» **Set task**
Reproduce the records that follow in full, excluding any picture they contain.

START Supplied records

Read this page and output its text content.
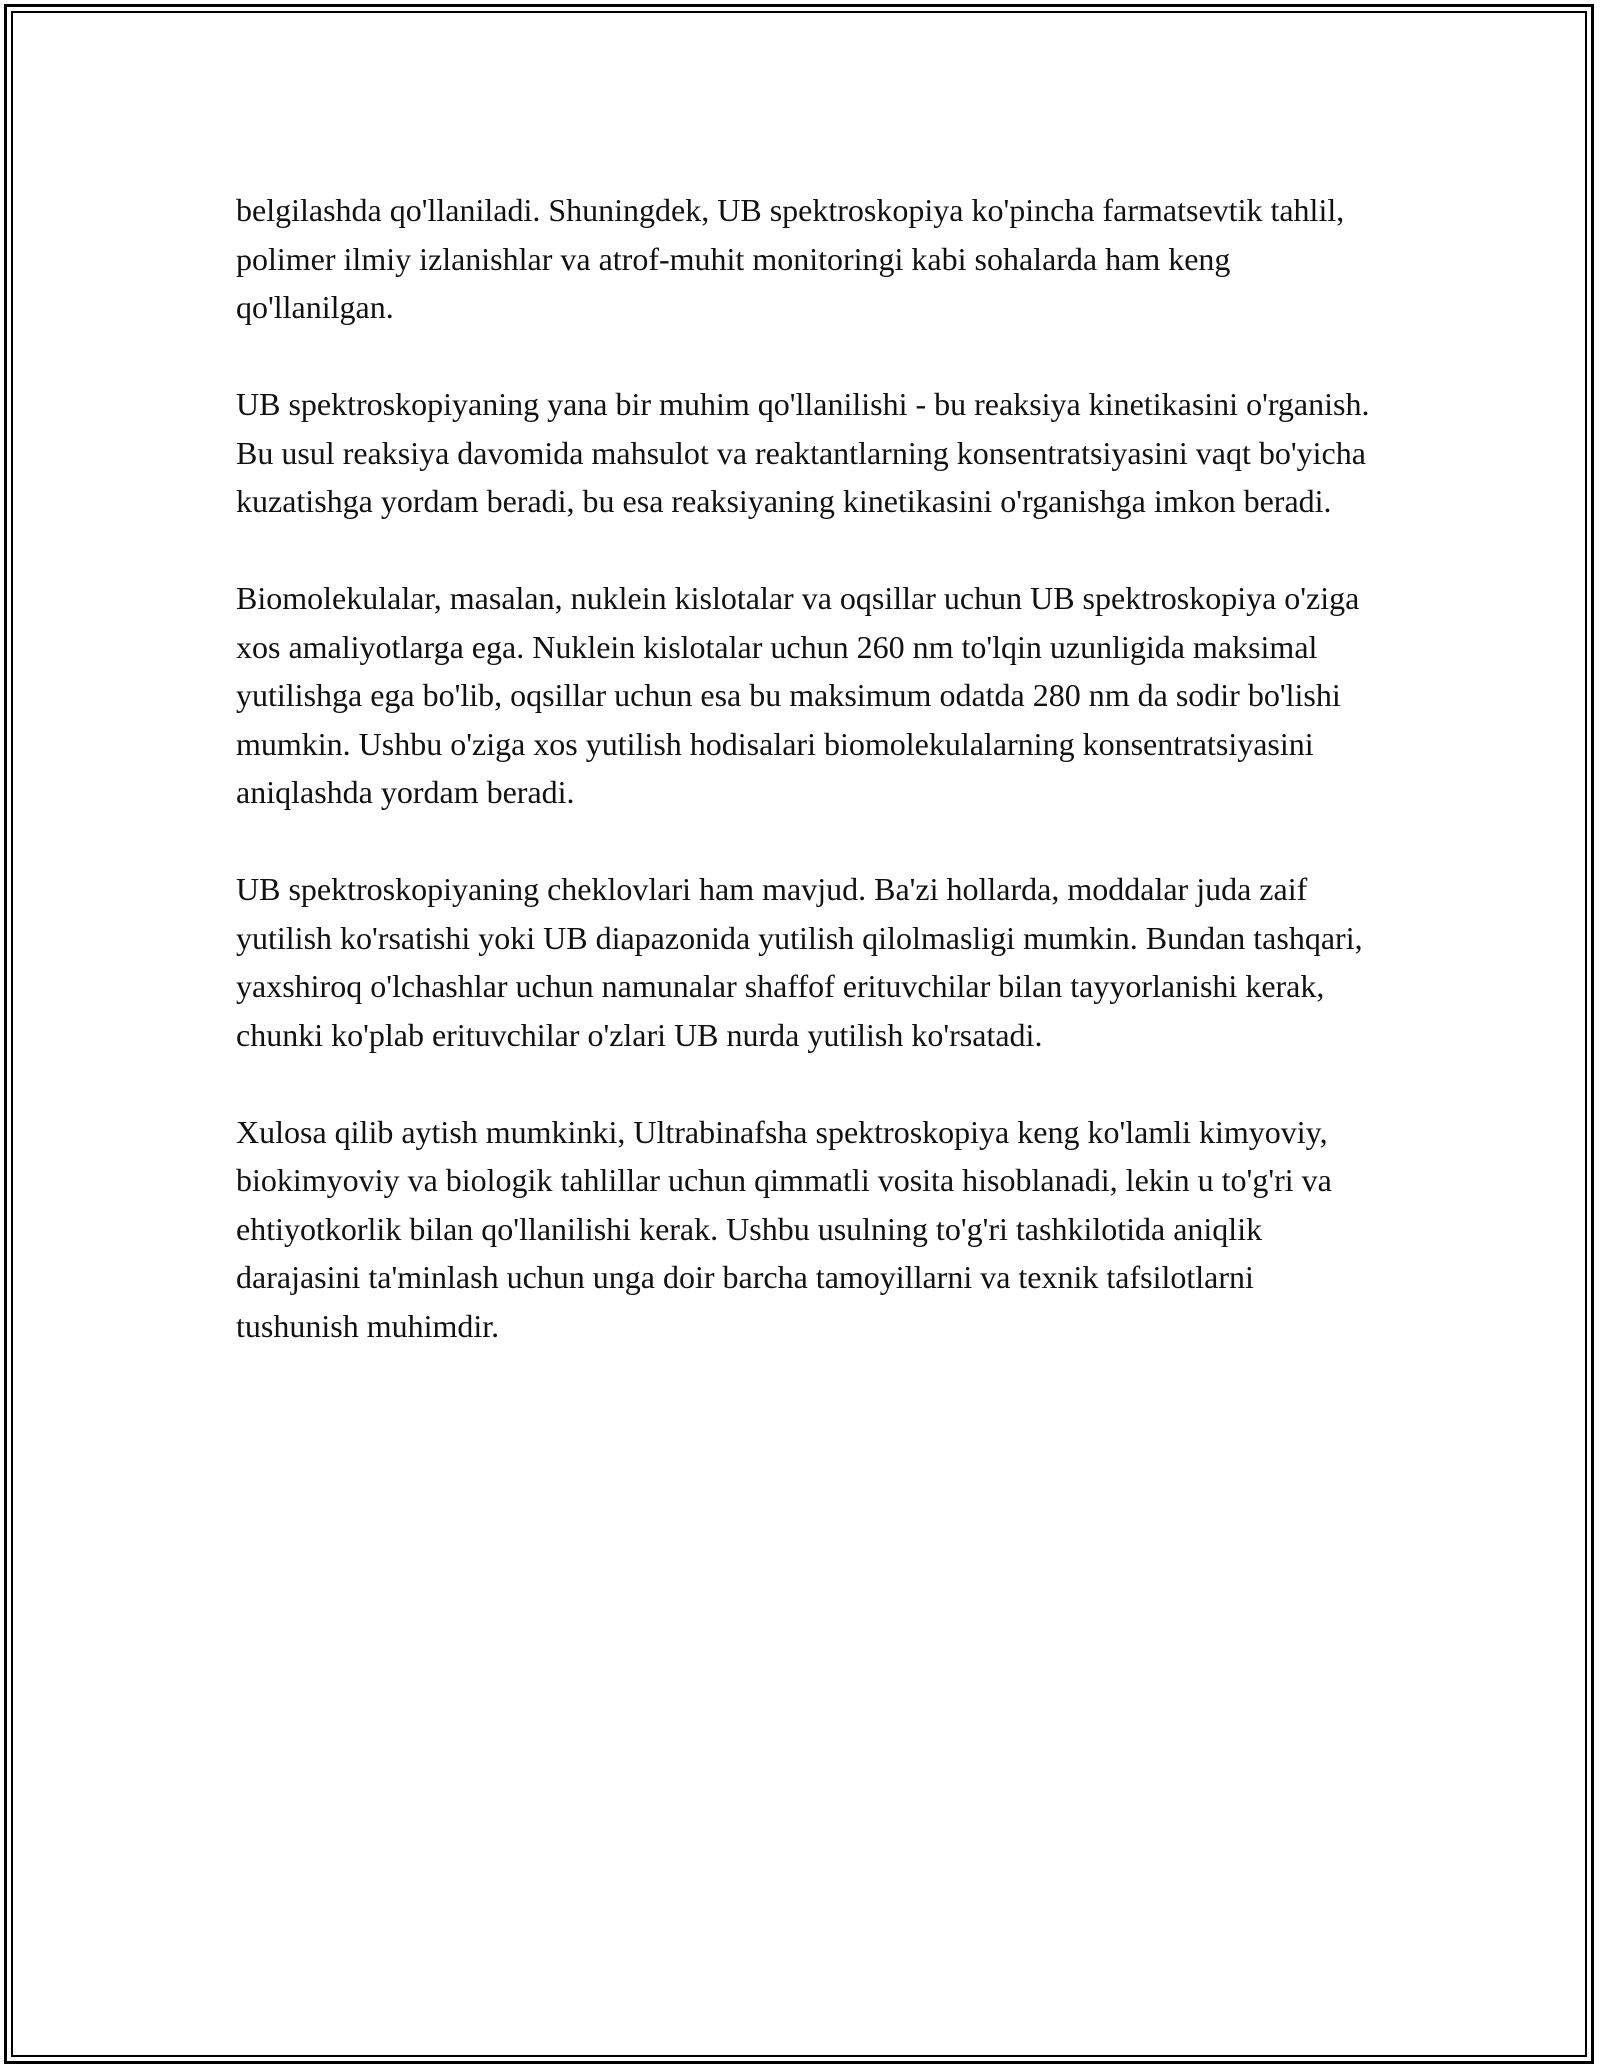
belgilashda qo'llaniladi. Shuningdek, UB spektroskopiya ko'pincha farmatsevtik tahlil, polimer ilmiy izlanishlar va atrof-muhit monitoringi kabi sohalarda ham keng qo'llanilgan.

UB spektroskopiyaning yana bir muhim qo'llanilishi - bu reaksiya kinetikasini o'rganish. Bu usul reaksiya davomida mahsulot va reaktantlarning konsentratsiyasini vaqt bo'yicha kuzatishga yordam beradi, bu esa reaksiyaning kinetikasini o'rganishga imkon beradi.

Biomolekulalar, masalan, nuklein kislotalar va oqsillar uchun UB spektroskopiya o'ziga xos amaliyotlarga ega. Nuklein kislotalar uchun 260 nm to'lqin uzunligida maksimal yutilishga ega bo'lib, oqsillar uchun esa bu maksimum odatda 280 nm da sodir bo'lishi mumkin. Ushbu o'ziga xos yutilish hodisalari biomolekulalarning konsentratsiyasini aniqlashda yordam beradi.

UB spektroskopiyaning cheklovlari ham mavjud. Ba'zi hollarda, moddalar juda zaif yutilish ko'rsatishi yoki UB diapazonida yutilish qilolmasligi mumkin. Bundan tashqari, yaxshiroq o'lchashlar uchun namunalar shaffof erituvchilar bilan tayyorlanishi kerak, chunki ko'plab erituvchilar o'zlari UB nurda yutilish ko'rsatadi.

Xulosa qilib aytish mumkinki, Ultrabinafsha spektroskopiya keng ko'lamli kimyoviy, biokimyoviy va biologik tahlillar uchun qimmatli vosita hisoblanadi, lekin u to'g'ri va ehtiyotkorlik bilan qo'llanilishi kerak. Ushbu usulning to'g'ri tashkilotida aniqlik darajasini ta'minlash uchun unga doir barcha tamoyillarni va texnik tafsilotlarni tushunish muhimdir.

END Supplied records

» **Task result**
Read this page and output its text content.
belgilashda qo'llaniladi. Shuningdek, UB spektroskopiya ko'pincha farmatsevtik tahlil, polimer ilmiy izlanishlar va atrof-muhit monitoringi kabi sohalarda ham keng qo'llanilgan.

UB spektroskopiyaning yana bir muhim qo'llanilishi - bu reaksiya kinetikasini o'rganish. Bu usul reaksiya davomida mahsulot va reaktantlarning konsentratsiyasini vaqt bo'yicha kuzatishga yordam beradi, bu esa reaksiyaning kinetikasini o'rganishga imkon beradi.

Biomolekulalar, masalan, nuklein kislotalar va oqsillar uchun UB spektroskopiya o'ziga xos amaliyotlarga ega. Nuklein kislotalar uchun 260 nm to'lqin uzunligida maksimal yutilishga ega bo'lib, oqsillar uchun esa bu maksimum odatda 280 nm da sodir bo'lishi mumkin. Ushbu o'ziga xos yutilish hodisalari biomolekulalarning konsentratsiyasini aniqlashda yordam beradi.

UB spektroskopiyaning cheklovlari ham mavjud. Ba'zi hollarda, moddalar juda zaif yutilish ko'rsatishi yoki UB diapazonida yutilish qilolmasligi mumkin. Bundan tashqari, yaxshiroq o'lchashlar uchun namunalar shaffof erituvchilar bilan tayyorlanishi kerak, chunki ko'plab erituvchilar o'zlari UB nurda yutilish ko'rsatadi.

Xulosa qilib aytish mumkinki, Ultrabinafsha spektroskopiya keng ko'lamli kimyoviy, biokimyoviy va biologik tahlillar uchun qimmatli vosita hisoblanadi, lekin u to'g'ri va ehtiyotkorlik bilan qo'llanilishi kerak. Ushbu usulning to'g'ri tashkilotida aniqlik darajasini ta'minlash uchun unga doir barcha tamoyillarni va texnik tafsilotlarni tushunish muhimdir.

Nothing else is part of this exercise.